> **Task description**: Filter these entries, keeping only lines that hold the word "Polonia".

(Figure content listings)
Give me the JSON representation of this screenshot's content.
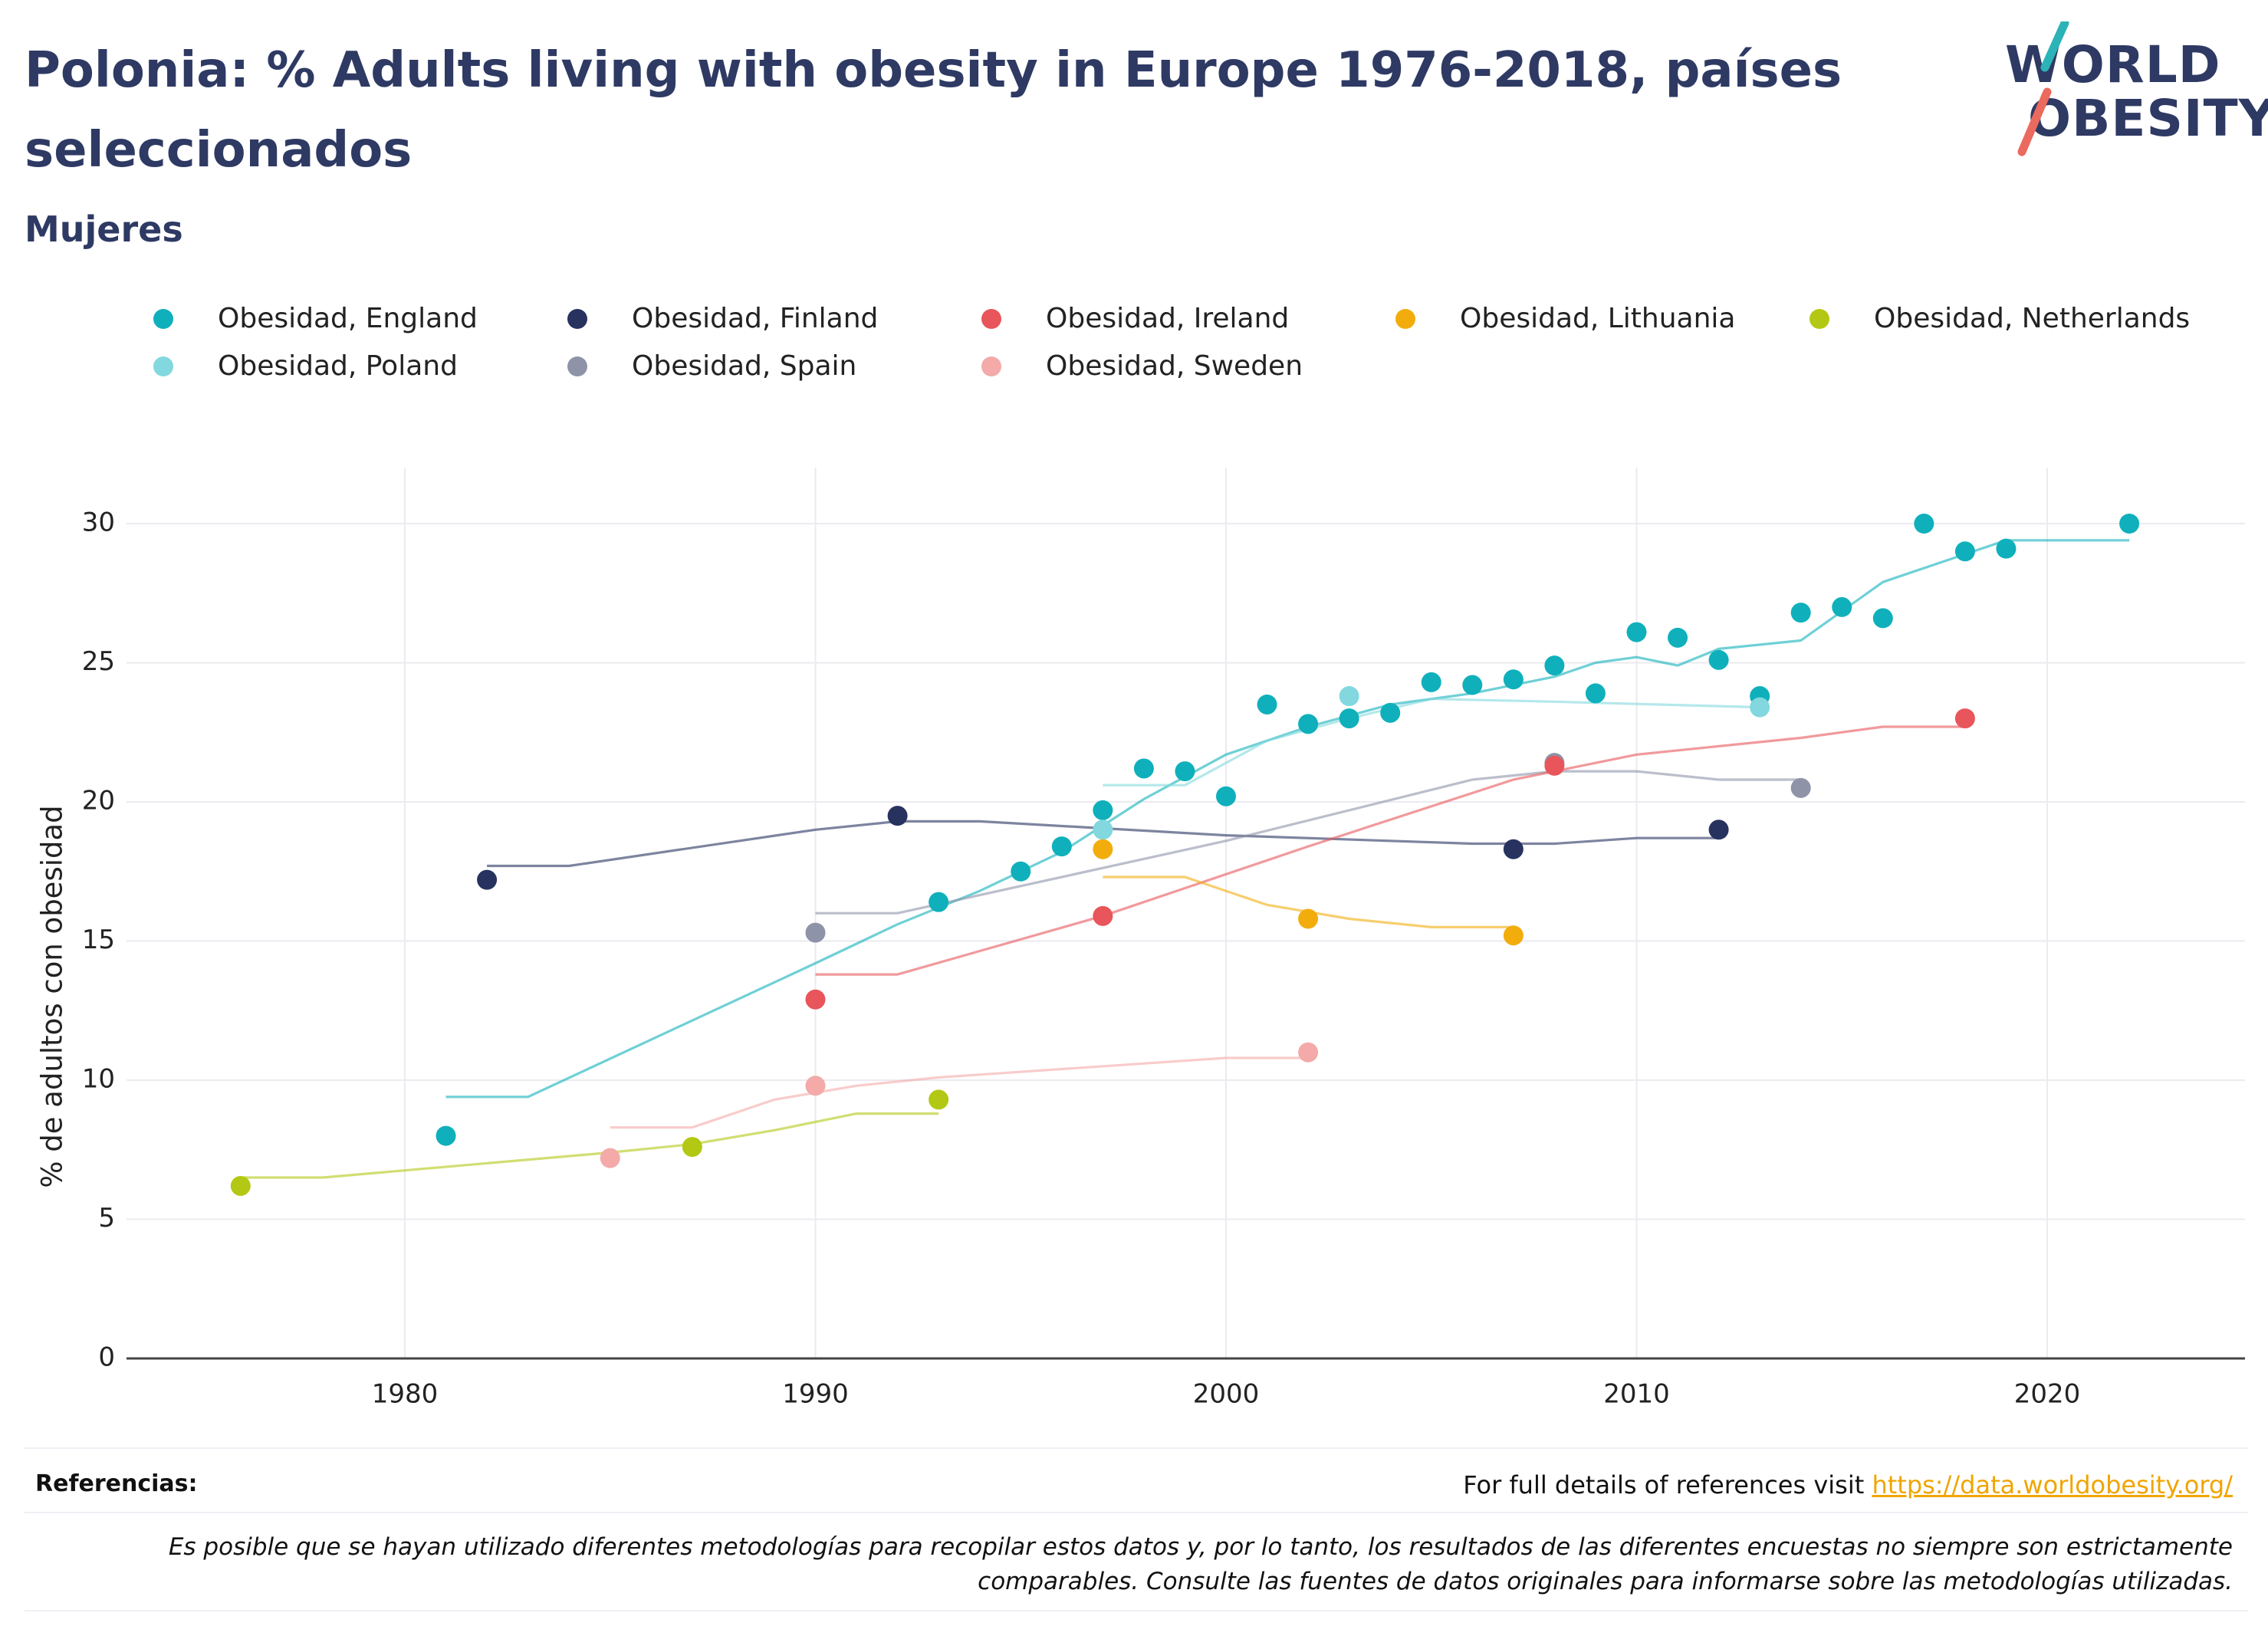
{
  "title": "Polonia: % Adults living with obesity in Europe 1976-2018, países seleccionados",
  "subtitle": "Mujeres",
  "logo": {
    "line1": "WORLD",
    "line2": "OBESITY"
  },
  "footer": {
    "references_label": "Referencias:",
    "references_text": "For full details of references visit ",
    "references_link": "https://data.worldobesity.org/",
    "note": "Es posible que se hayan utilizado diferentes metodologías para recopilar estos datos y, por lo tanto, los resultados de las diferentes encuestas no siempre son estrictamente comparables. Consulte las fuentes de datos originales para informarse sobre las metodologías utilizadas."
  },
  "chart_data": {
    "type": "scatter",
    "title": "Polonia: % Adults living with obesity in Europe 1976-2018, países seleccionados",
    "subtitle": "Mujeres",
    "xlabel": "",
    "ylabel": "% de adultos con obesidad",
    "xlim": [
      1973,
      2025
    ],
    "ylim": [
      0,
      32
    ],
    "xticks": [
      1980,
      1990,
      2000,
      2010,
      2020
    ],
    "yticks": [
      0,
      5,
      10,
      15,
      20,
      25,
      30
    ],
    "grid": true,
    "legend_position": "top",
    "series": [
      {
        "name": "Obesidad, England",
        "color": "#0fb0bb",
        "points": [
          [
            1981,
            8.0
          ],
          [
            1993,
            16.4
          ],
          [
            1995,
            17.5
          ],
          [
            1996,
            18.4
          ],
          [
            1997,
            19.7
          ],
          [
            1998,
            21.2
          ],
          [
            1999,
            21.1
          ],
          [
            2000,
            20.2
          ],
          [
            2001,
            23.5
          ],
          [
            2002,
            22.8
          ],
          [
            2003,
            23.0
          ],
          [
            2004,
            23.2
          ],
          [
            2005,
            24.3
          ],
          [
            2006,
            24.2
          ],
          [
            2007,
            24.4
          ],
          [
            2008,
            24.9
          ],
          [
            2009,
            23.9
          ],
          [
            2010,
            26.1
          ],
          [
            2011,
            25.9
          ],
          [
            2012,
            25.1
          ],
          [
            2013,
            23.8
          ],
          [
            2014,
            26.8
          ],
          [
            2015,
            27.0
          ],
          [
            2016,
            26.6
          ],
          [
            2017,
            30.0
          ],
          [
            2018,
            29.0
          ],
          [
            2019,
            29.1
          ],
          [
            2022,
            30.0
          ]
        ],
        "trend": [
          [
            1981,
            9.4
          ],
          [
            1983,
            9.4
          ],
          [
            1990,
            14.2
          ],
          [
            1992,
            15.6
          ],
          [
            1994,
            16.8
          ],
          [
            1996,
            18.2
          ],
          [
            1998,
            20.1
          ],
          [
            2000,
            21.7
          ],
          [
            2002,
            22.7
          ],
          [
            2004,
            23.5
          ],
          [
            2006,
            23.9
          ],
          [
            2008,
            24.5
          ],
          [
            2009,
            25.0
          ],
          [
            2010,
            25.2
          ],
          [
            2011,
            24.9
          ],
          [
            2012,
            25.5
          ],
          [
            2014,
            25.8
          ],
          [
            2016,
            27.9
          ],
          [
            2018,
            28.9
          ],
          [
            2019,
            29.4
          ],
          [
            2022,
            29.4
          ]
        ]
      },
      {
        "name": "Obesidad, Poland",
        "color": "#82d8de",
        "points": [
          [
            1997,
            19.0
          ],
          [
            2003,
            23.8
          ],
          [
            2013,
            23.4
          ]
        ],
        "trend": [
          [
            1997,
            20.6
          ],
          [
            1999,
            20.6
          ],
          [
            2001,
            22.2
          ],
          [
            2003,
            23.0
          ],
          [
            2005,
            23.7
          ],
          [
            2008,
            23.6
          ],
          [
            2013,
            23.4
          ]
        ]
      },
      {
        "name": "Obesidad, Finland",
        "color": "#27325f",
        "points": [
          [
            1982,
            17.2
          ],
          [
            1992,
            19.5
          ],
          [
            2007,
            18.3
          ],
          [
            2012,
            19.0
          ]
        ],
        "trend": [
          [
            1982,
            17.7
          ],
          [
            1984,
            17.7
          ],
          [
            1990,
            19.0
          ],
          [
            1992,
            19.3
          ],
          [
            1994,
            19.3
          ],
          [
            2000,
            18.8
          ],
          [
            2006,
            18.5
          ],
          [
            2008,
            18.5
          ],
          [
            2010,
            18.7
          ],
          [
            2012,
            18.7
          ]
        ]
      },
      {
        "name": "Obesidad, Spain",
        "color": "#8e93a8",
        "points": [
          [
            1990,
            15.3
          ],
          [
            2008,
            21.4
          ],
          [
            2014,
            20.5
          ]
        ],
        "trend": [
          [
            1990,
            16.0
          ],
          [
            1992,
            16.0
          ],
          [
            1996,
            17.3
          ],
          [
            2000,
            18.6
          ],
          [
            2006,
            20.8
          ],
          [
            2008,
            21.1
          ],
          [
            2010,
            21.1
          ],
          [
            2012,
            20.8
          ],
          [
            2014,
            20.8
          ]
        ]
      },
      {
        "name": "Obesidad, Ireland",
        "color": "#e8555a",
        "points": [
          [
            1990,
            12.9
          ],
          [
            1997,
            15.9
          ],
          [
            2008,
            21.3
          ],
          [
            2018,
            23.0
          ]
        ],
        "trend": [
          [
            1990,
            13.8
          ],
          [
            1992,
            13.8
          ],
          [
            1997,
            15.9
          ],
          [
            2002,
            18.4
          ],
          [
            2007,
            20.8
          ],
          [
            2010,
            21.7
          ],
          [
            2014,
            22.3
          ],
          [
            2016,
            22.7
          ],
          [
            2018,
            22.7
          ]
        ]
      },
      {
        "name": "Obesidad, Sweden",
        "color": "#f3aaa8",
        "points": [
          [
            1985,
            7.2
          ],
          [
            1990,
            9.8
          ],
          [
            2002,
            11.0
          ]
        ],
        "trend": [
          [
            1985,
            8.3
          ],
          [
            1987,
            8.3
          ],
          [
            1989,
            9.3
          ],
          [
            1991,
            9.8
          ],
          [
            1993,
            10.1
          ],
          [
            1996,
            10.4
          ],
          [
            2000,
            10.8
          ],
          [
            2002,
            10.8
          ]
        ]
      },
      {
        "name": "Obesidad, Lithuania",
        "color": "#f2ad0d",
        "points": [
          [
            1997,
            18.3
          ],
          [
            2002,
            15.8
          ],
          [
            2007,
            15.2
          ]
        ],
        "trend": [
          [
            1997,
            17.3
          ],
          [
            1999,
            17.3
          ],
          [
            2001,
            16.3
          ],
          [
            2003,
            15.8
          ],
          [
            2005,
            15.5
          ],
          [
            2007,
            15.5
          ]
        ]
      },
      {
        "name": "Obesidad, Netherlands",
        "color": "#b3c814",
        "points": [
          [
            1976,
            6.2
          ],
          [
            1987,
            7.6
          ],
          [
            1993,
            9.3
          ]
        ],
        "trend": [
          [
            1976,
            6.5
          ],
          [
            1978,
            6.5
          ],
          [
            1985,
            7.4
          ],
          [
            1987,
            7.7
          ],
          [
            1989,
            8.2
          ],
          [
            1991,
            8.8
          ],
          [
            1993,
            8.8
          ]
        ]
      }
    ]
  }
}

> **Written response**:
  "title": "Polonia: % Adults living with obesity in Europe 1976-2018, países seleccionados",
    "title": "Polonia: % Adults living with obesity in Europe 1976-2018, países seleccionados",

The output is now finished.